(Dataset entries)
########################################

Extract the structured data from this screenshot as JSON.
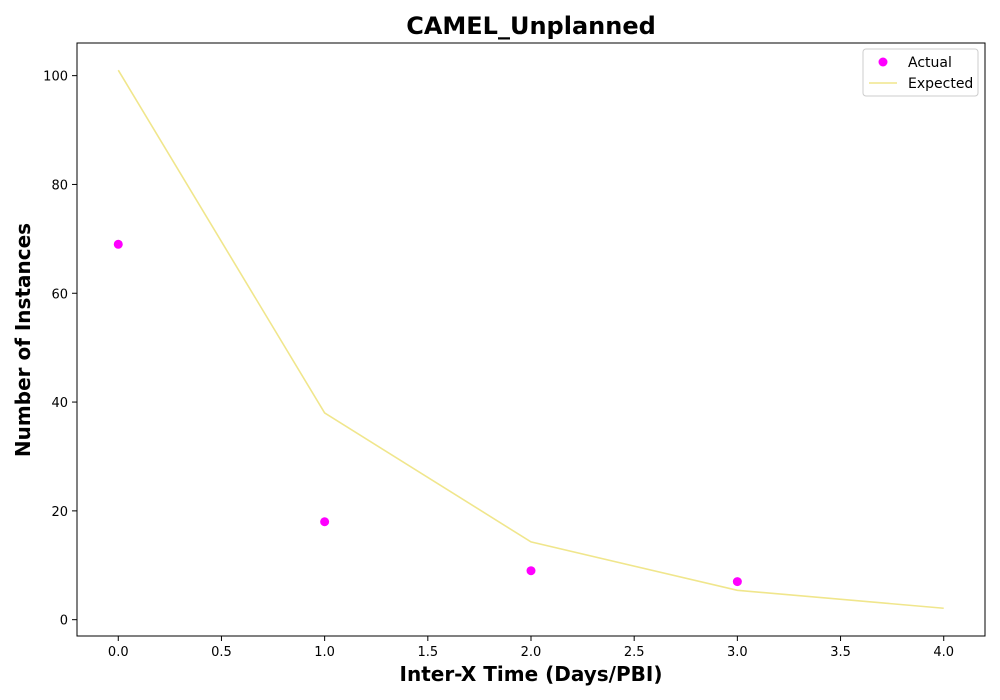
{
  "chart_data": {
    "type": "scatter",
    "title": "CAMEL_Unplanned",
    "xlabel": "Inter-X Time (Days/PBI)",
    "ylabel": "Number of Instances",
    "xlim": [
      -0.2,
      4.2
    ],
    "ylim": [
      -3,
      106
    ],
    "xticks": [
      0.0,
      0.5,
      1.0,
      1.5,
      2.0,
      2.5,
      3.0,
      3.5,
      4.0
    ],
    "xtick_labels": [
      "0.0",
      "0.5",
      "1.0",
      "1.5",
      "2.0",
      "2.5",
      "3.0",
      "3.5",
      "4.0"
    ],
    "yticks": [
      0,
      20,
      40,
      60,
      80,
      100
    ],
    "ytick_labels": [
      "0",
      "20",
      "40",
      "60",
      "80",
      "100"
    ],
    "grid": false,
    "legend_position": "top-right",
    "series": [
      {
        "name": "Actual",
        "kind": "scatter",
        "color": "#ff00ff",
        "x": [
          0,
          1,
          2,
          3
        ],
        "y": [
          69,
          18,
          9,
          7
        ]
      },
      {
        "name": "Expected",
        "kind": "line",
        "color": "#f0e68c",
        "x": [
          0,
          1,
          2,
          3,
          4
        ],
        "y": [
          101,
          38,
          14.3,
          5.4,
          2.1
        ]
      }
    ]
  }
}
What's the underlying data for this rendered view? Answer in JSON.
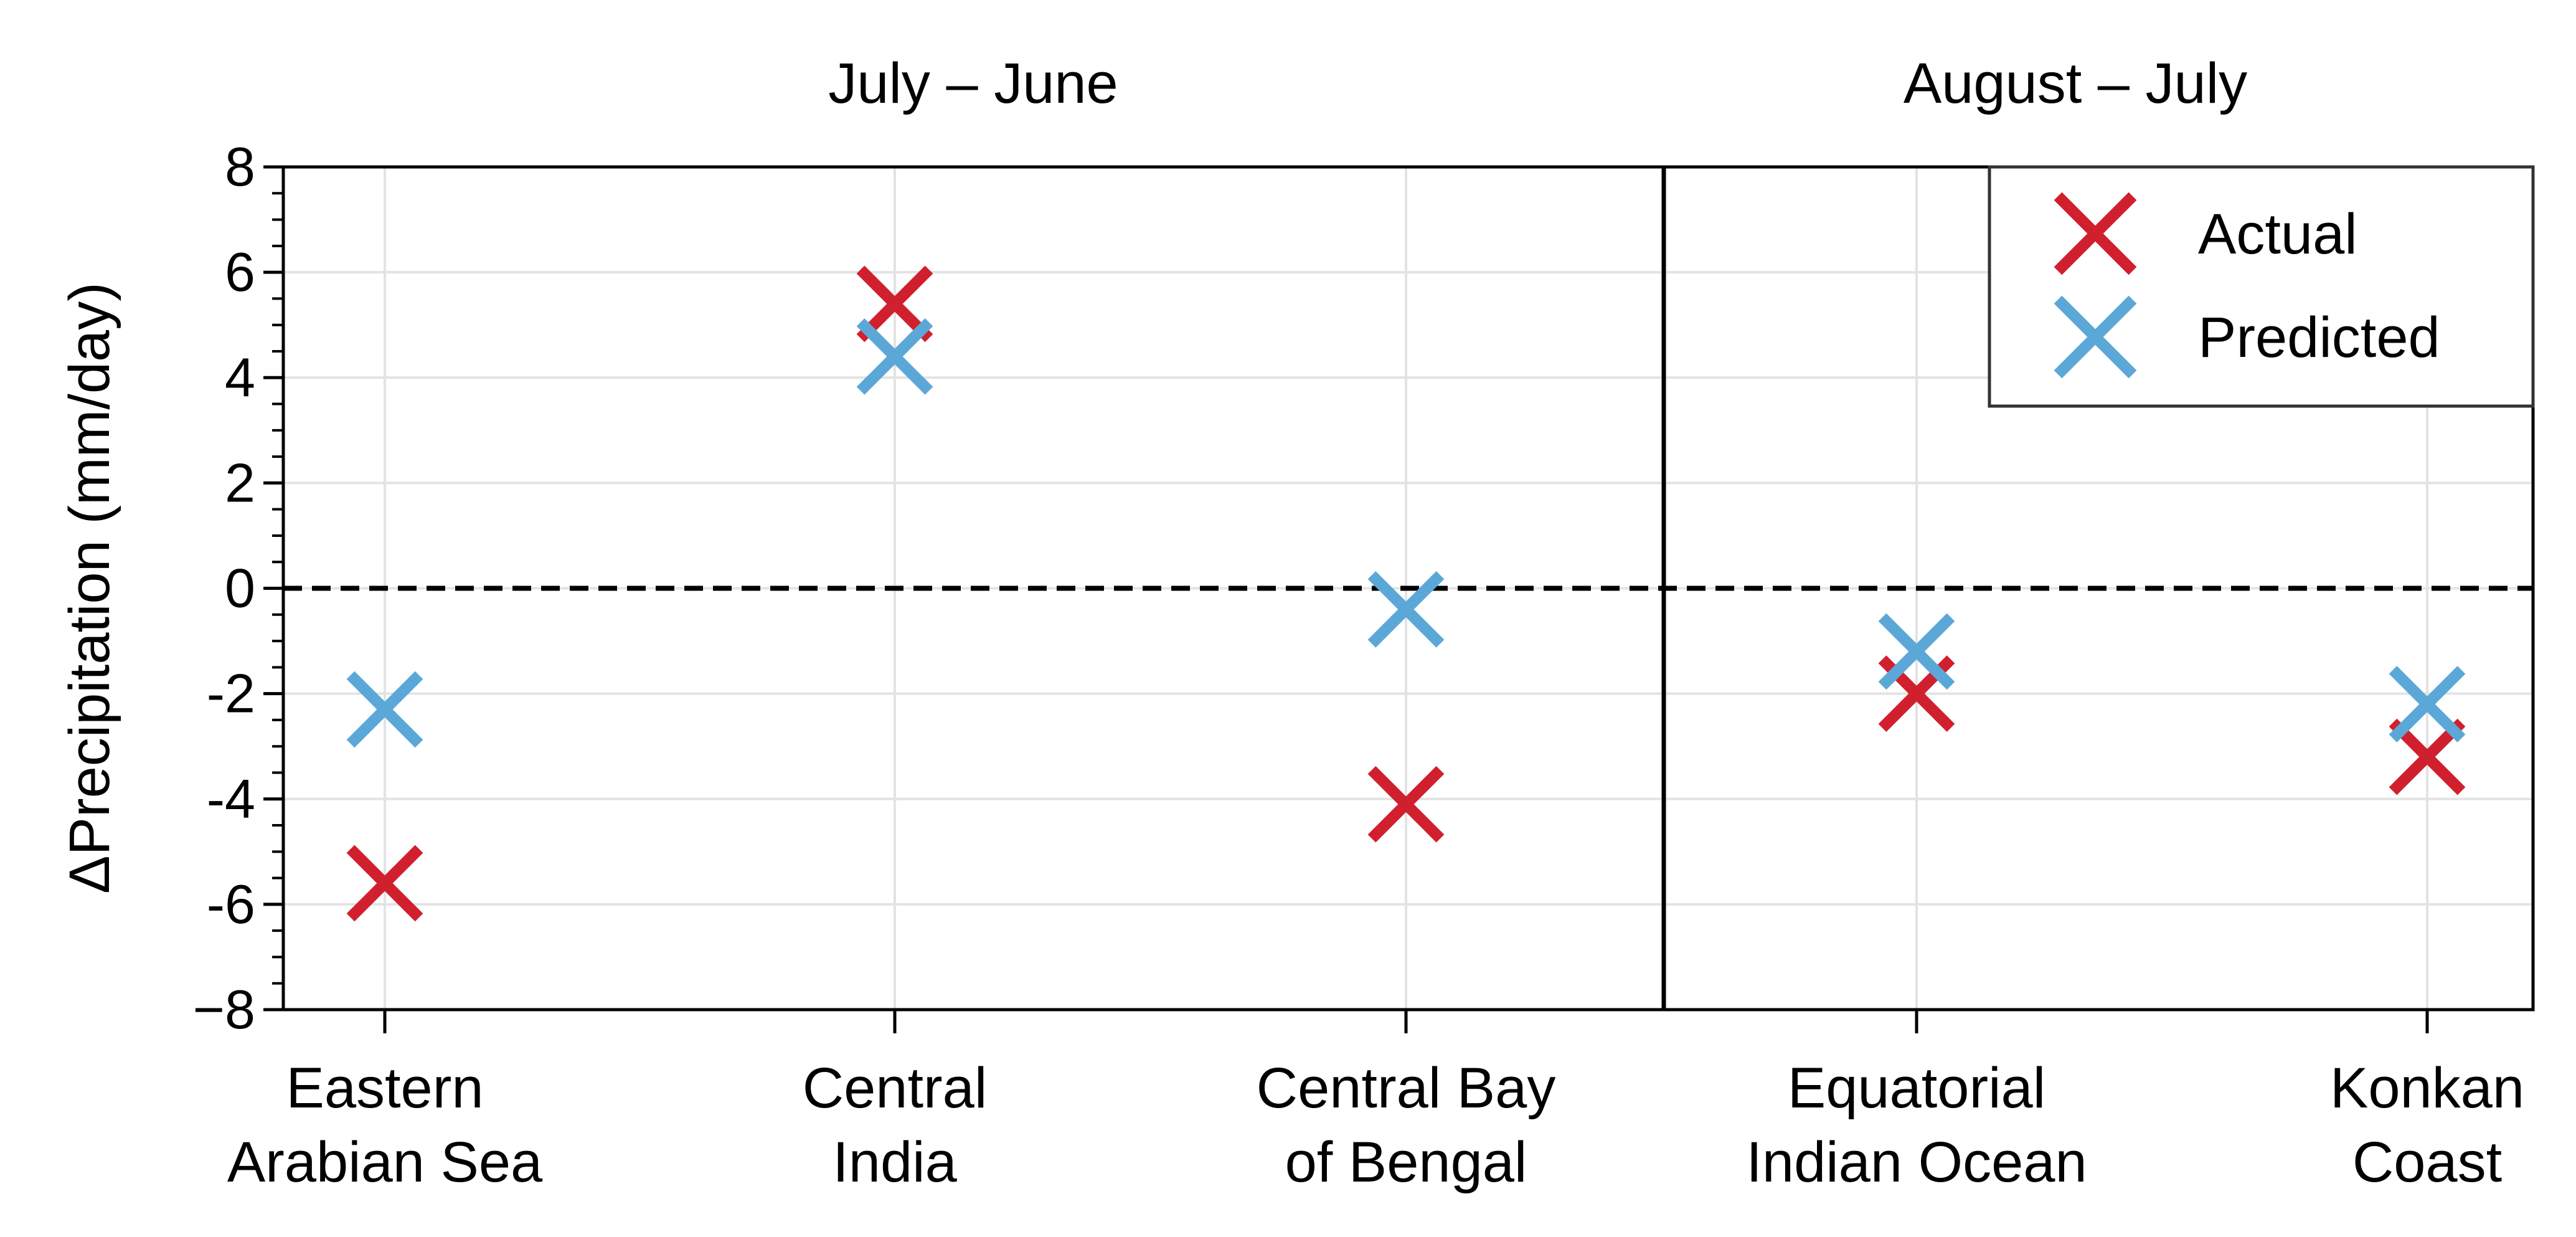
{
  "chart_data": {
    "type": "scatter",
    "ylabel": "ΔPrecipitation (mm/day)",
    "ylim": [
      -8,
      8
    ],
    "yticks": [
      8,
      6,
      4,
      2,
      0,
      -2,
      -4,
      -6,
      -8
    ],
    "ytick_labels": [
      "8",
      "6",
      "4",
      "2",
      "0",
      "-2",
      "-4",
      "-6",
      "−8"
    ],
    "grid": true,
    "reference_line": 0,
    "legend_position": "top-right",
    "colors": {
      "Actual": "#d0202e",
      "Predicted": "#5ba8d8"
    },
    "panel_titles": [
      "July – June",
      "August – July"
    ],
    "panels": [
      {
        "title": "July – June",
        "categories": [
          [
            "Eastern",
            "Arabian Sea"
          ],
          [
            "Central",
            "India"
          ],
          [
            "Central Bay",
            "of Bengal"
          ]
        ]
      },
      {
        "title": "August – July",
        "categories": [
          [
            "Equatorial",
            "Indian Ocean"
          ],
          [
            "Konkan",
            "Coast"
          ]
        ]
      }
    ],
    "categories": [
      "Eastern Arabian Sea",
      "Central India",
      "Central Bay of Bengal",
      "Equatorial Indian Ocean",
      "Konkan Coast"
    ],
    "series": [
      {
        "name": "Actual",
        "values": [
          -5.6,
          5.4,
          -4.1,
          -2.0,
          -3.2
        ]
      },
      {
        "name": "Predicted",
        "values": [
          -2.3,
          4.4,
          -0.4,
          -1.2,
          -2.2
        ]
      }
    ]
  }
}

########################################

> **Given request**
The data should be printed again unchanged; leave its pictures out.

> **Exercise answer**
Extract the structured data from this screenshot as JSON.
{
  "chart_data": {
    "type": "scatter",
    "title": "CAMEL_Unplanned",
    "xlabel": "Inter-X Time (Days/PBI)",
    "ylabel": "Number of Instances",
    "xlim": [
      -0.2,
      4.2
    ],
    "ylim": [
      -3,
      106
    ],
    "xticks": [
      0.0,
      0.5,
      1.0,
      1.5,
      2.0,
      2.5,
      3.0,
      3.5,
      4.0
    ],
    "xtick_labels": [
      "0.0",
      "0.5",
      "1.0",
      "1.5",
      "2.0",
      "2.5",
      "3.0",
      "3.5",
      "4.0"
    ],
    "yticks": [
      0,
      20,
      40,
      60,
      80,
      100
    ],
    "ytick_labels": [
      "0",
      "20",
      "40",
      "60",
      "80",
      "100"
    ],
    "grid": false,
    "legend_position": "top-right",
    "series": [
      {
        "name": "Actual",
        "kind": "scatter",
        "color": "#ff00ff",
        "x": [
          0,
          1,
          2,
          3
        ],
        "y": [
          69,
          18,
          9,
          7
        ]
      },
      {
        "name": "Expected",
        "kind": "line",
        "color": "#f0e68c",
        "x": [
          0,
          1,
          2,
          3,
          4
        ],
        "y": [
          101,
          38,
          14.3,
          5.4,
          2.1
        ]
      }
    ]
  }
}
What's the underlying data for this rendered view? Answer in JSON.
{
  "chart_data": {
    "type": "scatter",
    "ylabel": "ΔPrecipitation (mm/day)",
    "ylim": [
      -8,
      8
    ],
    "yticks": [
      8,
      6,
      4,
      2,
      0,
      -2,
      -4,
      -6,
      -8
    ],
    "ytick_labels": [
      "8",
      "6",
      "4",
      "2",
      "0",
      "-2",
      "-4",
      "-6",
      "−8"
    ],
    "grid": true,
    "reference_line": 0,
    "legend_position": "top-right",
    "colors": {
      "Actual": "#d0202e",
      "Predicted": "#5ba8d8"
    },
    "panel_titles": [
      "July – June",
      "August – July"
    ],
    "panels": [
      {
        "title": "July – June",
        "categories": [
          [
            "Eastern",
            "Arabian Sea"
          ],
          [
            "Central",
            "India"
          ],
          [
            "Central Bay",
            "of Bengal"
          ]
        ]
      },
      {
        "title": "August – July",
        "categories": [
          [
            "Equatorial",
            "Indian Ocean"
          ],
          [
            "Konkan",
            "Coast"
          ]
        ]
      }
    ],
    "categories": [
      "Eastern Arabian Sea",
      "Central India",
      "Central Bay of Bengal",
      "Equatorial Indian Ocean",
      "Konkan Coast"
    ],
    "series": [
      {
        "name": "Actual",
        "values": [
          -5.6,
          5.4,
          -4.1,
          -2.0,
          -3.2
        ]
      },
      {
        "name": "Predicted",
        "values": [
          -2.3,
          4.4,
          -0.4,
          -1.2,
          -2.2
        ]
      }
    ]
  }
}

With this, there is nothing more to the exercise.